--- WRITTEN PROBLEM ---
Read through the entries below and return each line with the word "around".

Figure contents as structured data
......

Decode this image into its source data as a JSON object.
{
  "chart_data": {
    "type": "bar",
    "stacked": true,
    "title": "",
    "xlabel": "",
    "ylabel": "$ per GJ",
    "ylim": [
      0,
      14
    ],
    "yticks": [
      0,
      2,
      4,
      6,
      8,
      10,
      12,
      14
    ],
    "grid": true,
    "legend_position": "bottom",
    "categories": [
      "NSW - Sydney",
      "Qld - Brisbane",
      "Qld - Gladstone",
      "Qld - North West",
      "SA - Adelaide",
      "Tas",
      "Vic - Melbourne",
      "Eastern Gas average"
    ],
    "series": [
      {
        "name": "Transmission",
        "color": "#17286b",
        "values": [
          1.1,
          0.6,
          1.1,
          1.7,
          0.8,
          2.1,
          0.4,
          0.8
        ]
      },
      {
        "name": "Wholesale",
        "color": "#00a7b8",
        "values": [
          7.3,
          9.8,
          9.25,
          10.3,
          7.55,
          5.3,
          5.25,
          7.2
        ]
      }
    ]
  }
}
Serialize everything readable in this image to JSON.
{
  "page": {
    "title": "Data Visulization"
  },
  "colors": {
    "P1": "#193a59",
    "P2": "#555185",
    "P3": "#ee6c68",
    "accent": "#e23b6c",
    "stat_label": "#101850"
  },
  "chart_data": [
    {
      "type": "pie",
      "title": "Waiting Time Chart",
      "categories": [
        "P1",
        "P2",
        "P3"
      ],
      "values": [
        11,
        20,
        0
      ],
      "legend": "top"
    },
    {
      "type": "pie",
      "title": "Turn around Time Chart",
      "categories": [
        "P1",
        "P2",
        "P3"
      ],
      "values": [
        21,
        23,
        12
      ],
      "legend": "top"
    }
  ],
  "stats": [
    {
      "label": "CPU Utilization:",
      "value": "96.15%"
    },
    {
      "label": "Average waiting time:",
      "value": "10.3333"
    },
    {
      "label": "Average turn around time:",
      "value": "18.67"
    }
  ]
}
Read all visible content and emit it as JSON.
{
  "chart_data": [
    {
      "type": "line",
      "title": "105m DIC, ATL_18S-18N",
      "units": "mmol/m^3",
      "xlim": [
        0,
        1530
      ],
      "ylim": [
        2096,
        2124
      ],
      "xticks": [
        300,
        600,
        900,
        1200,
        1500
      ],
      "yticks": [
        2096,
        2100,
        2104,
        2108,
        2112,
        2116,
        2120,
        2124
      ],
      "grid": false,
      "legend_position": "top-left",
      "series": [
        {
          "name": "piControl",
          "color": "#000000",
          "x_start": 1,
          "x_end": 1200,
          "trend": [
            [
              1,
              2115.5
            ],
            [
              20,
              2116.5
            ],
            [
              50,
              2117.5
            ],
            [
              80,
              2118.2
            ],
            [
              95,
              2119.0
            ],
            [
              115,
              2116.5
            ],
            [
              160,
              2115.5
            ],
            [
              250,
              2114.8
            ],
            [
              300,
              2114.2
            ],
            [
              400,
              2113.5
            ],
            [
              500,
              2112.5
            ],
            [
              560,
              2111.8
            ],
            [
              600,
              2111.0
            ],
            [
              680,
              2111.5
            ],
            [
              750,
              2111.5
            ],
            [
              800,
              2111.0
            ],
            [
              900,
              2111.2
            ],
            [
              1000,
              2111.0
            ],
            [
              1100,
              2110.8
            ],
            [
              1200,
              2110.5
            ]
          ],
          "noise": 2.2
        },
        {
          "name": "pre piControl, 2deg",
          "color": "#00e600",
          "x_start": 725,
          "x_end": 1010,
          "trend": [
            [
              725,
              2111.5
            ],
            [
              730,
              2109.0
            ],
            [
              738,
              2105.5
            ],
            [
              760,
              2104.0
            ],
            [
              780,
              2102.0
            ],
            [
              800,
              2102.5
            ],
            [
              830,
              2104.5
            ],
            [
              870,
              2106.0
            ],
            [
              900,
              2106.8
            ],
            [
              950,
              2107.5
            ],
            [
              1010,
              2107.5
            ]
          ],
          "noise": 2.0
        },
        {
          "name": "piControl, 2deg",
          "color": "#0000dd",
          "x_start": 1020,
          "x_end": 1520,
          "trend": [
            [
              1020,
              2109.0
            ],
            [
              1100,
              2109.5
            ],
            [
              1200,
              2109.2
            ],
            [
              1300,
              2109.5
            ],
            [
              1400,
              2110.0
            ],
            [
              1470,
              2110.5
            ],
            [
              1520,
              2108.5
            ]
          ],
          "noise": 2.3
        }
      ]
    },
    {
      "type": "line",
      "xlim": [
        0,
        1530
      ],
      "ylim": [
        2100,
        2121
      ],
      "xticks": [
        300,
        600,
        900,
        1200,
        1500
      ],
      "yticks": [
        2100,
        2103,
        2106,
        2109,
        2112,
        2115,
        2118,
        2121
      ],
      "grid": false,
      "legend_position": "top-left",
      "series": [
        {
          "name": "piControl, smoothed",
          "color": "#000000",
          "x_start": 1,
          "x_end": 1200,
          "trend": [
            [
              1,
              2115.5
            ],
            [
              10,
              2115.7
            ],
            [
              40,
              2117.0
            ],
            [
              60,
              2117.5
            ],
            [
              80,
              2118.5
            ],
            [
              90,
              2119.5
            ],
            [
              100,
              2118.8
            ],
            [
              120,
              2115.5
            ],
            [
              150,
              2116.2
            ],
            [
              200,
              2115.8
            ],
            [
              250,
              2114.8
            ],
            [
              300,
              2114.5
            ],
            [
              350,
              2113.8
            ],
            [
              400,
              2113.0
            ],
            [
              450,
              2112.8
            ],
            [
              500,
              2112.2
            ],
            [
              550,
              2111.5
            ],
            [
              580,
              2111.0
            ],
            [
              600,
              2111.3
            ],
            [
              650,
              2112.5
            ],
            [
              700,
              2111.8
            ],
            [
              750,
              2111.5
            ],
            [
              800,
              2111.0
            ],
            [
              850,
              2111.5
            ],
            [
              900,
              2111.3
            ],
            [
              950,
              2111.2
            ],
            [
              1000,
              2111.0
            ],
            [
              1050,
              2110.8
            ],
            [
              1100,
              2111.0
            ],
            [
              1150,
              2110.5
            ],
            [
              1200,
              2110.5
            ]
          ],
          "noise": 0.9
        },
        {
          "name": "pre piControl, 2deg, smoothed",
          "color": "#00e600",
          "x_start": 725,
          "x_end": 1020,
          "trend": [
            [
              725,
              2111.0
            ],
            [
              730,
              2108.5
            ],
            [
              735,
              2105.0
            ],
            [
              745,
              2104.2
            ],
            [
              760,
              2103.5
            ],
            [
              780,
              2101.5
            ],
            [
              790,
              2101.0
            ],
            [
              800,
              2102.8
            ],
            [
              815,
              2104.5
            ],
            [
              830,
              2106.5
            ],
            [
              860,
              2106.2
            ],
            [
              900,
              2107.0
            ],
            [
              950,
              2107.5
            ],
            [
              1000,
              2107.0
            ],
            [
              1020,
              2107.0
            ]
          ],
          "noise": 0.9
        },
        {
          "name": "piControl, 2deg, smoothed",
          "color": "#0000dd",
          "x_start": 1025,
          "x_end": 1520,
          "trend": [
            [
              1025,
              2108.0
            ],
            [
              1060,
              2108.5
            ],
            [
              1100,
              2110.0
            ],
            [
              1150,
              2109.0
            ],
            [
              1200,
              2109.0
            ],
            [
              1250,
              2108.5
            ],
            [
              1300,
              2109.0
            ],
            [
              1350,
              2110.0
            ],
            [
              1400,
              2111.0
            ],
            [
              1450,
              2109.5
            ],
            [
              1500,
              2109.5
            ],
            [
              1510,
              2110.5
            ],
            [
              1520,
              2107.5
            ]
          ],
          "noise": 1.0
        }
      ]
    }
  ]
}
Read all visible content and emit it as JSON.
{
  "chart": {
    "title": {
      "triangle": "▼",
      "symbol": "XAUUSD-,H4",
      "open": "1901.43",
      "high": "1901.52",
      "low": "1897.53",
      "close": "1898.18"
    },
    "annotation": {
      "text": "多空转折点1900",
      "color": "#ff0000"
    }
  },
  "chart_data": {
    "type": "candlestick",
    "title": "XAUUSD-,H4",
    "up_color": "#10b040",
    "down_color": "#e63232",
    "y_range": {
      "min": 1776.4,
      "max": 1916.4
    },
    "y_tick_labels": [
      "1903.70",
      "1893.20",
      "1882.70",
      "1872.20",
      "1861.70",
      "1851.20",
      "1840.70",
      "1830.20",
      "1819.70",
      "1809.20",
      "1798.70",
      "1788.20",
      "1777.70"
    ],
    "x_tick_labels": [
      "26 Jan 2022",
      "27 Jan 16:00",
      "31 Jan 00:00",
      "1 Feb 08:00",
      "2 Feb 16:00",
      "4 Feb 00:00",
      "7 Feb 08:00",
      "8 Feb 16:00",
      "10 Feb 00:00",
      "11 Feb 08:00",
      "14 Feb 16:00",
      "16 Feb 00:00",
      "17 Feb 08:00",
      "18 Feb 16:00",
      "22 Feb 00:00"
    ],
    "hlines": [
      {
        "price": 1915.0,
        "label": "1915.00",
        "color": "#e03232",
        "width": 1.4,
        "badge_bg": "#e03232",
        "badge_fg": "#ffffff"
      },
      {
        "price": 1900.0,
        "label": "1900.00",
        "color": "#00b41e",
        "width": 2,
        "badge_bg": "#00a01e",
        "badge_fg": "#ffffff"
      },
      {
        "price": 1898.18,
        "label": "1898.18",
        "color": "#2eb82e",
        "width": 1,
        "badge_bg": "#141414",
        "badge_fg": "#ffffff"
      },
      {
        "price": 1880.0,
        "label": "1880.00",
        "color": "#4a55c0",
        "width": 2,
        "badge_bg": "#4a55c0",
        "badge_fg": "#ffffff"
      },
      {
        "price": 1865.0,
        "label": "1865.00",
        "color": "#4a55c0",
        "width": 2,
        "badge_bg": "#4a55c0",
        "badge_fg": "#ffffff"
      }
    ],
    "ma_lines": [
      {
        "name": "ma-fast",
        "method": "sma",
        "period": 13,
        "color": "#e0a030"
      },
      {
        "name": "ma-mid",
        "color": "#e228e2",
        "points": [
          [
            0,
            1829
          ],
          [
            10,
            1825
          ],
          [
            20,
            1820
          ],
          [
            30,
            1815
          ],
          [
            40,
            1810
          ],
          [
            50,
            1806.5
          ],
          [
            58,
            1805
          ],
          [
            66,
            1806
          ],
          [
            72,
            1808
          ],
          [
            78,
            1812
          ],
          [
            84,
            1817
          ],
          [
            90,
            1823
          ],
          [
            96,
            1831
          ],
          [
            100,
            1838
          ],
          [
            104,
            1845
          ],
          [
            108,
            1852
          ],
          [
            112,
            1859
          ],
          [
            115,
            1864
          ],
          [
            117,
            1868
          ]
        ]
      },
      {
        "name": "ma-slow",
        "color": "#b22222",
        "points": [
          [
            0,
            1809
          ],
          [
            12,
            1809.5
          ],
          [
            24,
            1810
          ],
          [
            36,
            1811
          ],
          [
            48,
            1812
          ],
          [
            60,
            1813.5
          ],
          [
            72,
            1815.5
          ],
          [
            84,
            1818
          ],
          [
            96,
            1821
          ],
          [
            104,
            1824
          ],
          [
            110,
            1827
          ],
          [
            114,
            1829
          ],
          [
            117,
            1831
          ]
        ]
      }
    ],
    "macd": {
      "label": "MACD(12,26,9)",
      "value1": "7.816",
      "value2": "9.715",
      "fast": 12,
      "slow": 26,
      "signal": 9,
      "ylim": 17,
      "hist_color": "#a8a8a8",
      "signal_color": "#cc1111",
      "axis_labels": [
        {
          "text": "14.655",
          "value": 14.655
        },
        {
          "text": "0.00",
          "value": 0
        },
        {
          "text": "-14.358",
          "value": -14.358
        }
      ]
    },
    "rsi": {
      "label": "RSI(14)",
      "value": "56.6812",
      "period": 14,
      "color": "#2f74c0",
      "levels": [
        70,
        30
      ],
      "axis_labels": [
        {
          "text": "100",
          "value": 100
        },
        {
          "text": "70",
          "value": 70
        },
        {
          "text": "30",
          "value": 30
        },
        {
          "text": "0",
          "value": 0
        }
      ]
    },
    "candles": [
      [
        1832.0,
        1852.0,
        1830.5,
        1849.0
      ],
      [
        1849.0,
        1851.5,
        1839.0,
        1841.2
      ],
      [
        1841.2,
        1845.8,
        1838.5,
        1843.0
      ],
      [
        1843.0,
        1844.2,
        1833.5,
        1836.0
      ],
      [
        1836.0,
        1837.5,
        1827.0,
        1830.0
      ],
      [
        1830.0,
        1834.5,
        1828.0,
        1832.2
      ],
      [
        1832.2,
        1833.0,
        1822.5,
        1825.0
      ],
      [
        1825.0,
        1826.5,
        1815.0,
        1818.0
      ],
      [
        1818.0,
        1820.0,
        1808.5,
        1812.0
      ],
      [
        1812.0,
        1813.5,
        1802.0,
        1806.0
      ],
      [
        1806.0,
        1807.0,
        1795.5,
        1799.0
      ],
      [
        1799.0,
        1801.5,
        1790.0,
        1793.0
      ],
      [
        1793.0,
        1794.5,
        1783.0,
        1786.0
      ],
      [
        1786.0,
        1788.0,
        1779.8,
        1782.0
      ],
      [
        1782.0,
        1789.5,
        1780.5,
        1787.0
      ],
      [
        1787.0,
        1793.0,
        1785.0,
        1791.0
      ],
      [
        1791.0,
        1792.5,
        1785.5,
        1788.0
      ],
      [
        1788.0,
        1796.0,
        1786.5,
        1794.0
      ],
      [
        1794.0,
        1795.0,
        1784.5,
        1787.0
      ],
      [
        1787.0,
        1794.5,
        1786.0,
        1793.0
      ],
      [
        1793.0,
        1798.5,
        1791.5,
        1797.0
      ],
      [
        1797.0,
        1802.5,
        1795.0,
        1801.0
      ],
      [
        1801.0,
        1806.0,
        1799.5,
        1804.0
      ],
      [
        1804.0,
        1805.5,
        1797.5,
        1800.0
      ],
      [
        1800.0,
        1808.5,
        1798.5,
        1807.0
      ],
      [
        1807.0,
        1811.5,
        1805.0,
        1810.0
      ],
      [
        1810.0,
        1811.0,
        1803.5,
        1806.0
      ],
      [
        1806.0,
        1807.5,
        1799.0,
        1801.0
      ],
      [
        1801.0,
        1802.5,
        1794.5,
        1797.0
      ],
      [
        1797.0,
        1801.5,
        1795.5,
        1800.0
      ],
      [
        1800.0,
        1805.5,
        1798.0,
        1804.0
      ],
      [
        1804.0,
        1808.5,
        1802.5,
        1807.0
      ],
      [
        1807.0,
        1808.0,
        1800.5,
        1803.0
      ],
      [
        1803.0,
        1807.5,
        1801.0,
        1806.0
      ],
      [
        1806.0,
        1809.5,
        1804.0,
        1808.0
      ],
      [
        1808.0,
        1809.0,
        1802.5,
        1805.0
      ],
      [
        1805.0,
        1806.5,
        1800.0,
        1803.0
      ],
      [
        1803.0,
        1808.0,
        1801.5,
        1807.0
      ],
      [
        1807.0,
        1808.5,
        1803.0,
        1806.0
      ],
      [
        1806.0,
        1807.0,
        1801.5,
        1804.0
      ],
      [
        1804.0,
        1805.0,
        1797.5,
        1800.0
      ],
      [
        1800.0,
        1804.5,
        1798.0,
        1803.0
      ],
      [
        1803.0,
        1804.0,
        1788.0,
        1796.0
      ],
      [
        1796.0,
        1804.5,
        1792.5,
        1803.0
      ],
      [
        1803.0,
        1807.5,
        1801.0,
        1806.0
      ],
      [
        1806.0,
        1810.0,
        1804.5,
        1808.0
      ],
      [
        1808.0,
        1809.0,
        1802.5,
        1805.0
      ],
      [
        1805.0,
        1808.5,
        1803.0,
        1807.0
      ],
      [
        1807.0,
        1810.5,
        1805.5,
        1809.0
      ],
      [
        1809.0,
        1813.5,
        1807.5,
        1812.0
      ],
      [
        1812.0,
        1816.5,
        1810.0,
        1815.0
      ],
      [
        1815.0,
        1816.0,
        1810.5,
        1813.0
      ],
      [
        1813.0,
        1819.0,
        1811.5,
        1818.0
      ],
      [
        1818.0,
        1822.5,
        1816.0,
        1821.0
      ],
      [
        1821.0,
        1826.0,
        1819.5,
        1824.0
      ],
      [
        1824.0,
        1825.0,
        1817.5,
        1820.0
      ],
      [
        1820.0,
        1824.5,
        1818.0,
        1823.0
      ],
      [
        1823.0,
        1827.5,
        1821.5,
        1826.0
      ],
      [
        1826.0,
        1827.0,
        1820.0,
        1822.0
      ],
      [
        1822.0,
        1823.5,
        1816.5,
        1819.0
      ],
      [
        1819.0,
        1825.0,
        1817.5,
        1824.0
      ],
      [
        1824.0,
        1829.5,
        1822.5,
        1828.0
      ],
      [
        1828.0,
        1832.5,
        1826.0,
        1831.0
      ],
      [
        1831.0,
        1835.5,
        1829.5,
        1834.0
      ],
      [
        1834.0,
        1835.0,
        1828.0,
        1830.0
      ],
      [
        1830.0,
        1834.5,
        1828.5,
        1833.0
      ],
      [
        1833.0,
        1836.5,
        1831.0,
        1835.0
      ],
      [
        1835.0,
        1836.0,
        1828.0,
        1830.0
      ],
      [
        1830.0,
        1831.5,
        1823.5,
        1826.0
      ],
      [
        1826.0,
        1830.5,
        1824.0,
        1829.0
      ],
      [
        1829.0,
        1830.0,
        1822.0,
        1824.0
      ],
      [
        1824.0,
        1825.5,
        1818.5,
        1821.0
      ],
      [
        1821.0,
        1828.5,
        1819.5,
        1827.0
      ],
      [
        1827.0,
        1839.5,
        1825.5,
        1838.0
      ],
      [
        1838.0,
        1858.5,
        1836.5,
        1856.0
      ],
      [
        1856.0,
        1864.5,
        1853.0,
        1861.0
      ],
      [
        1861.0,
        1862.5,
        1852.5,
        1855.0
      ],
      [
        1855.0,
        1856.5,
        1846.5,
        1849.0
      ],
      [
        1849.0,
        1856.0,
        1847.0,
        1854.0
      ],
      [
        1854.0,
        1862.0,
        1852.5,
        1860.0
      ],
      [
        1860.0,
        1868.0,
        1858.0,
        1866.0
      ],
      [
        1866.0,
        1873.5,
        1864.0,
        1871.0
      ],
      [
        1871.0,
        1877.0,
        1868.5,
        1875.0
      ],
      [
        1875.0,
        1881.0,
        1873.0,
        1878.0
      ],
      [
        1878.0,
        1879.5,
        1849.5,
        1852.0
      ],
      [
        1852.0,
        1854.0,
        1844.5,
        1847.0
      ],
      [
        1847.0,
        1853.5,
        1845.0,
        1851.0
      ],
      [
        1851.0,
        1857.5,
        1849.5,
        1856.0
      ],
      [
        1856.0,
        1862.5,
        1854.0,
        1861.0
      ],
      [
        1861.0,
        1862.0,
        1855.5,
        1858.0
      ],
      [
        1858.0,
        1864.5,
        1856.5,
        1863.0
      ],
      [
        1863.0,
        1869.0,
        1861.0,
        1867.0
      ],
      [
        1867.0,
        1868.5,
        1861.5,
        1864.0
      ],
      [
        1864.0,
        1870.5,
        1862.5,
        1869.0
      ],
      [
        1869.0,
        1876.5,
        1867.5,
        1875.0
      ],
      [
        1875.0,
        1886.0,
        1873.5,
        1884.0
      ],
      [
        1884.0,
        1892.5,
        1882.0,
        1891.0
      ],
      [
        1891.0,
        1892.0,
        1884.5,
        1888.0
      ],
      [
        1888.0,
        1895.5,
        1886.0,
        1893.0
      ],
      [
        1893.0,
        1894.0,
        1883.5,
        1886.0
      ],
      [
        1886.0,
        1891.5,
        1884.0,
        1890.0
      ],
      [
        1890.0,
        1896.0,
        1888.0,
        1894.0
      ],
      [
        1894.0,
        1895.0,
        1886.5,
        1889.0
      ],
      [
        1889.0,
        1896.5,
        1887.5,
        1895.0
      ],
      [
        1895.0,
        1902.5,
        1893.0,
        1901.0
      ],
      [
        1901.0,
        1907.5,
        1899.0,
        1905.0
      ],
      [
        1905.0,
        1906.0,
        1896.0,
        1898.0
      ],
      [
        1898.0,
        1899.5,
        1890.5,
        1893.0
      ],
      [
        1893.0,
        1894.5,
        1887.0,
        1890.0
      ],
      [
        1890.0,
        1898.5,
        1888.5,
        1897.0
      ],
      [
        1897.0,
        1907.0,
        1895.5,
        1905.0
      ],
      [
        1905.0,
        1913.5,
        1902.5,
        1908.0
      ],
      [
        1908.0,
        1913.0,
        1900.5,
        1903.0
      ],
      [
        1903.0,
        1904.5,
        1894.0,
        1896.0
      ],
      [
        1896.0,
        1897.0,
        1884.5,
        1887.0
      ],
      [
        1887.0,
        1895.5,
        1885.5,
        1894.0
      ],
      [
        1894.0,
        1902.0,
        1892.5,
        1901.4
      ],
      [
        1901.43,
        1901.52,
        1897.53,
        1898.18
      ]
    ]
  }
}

......

--- EXPECTED OUTPUT ---
      "title": "Turn around Time Chart",
      "label": "Average turn around time:",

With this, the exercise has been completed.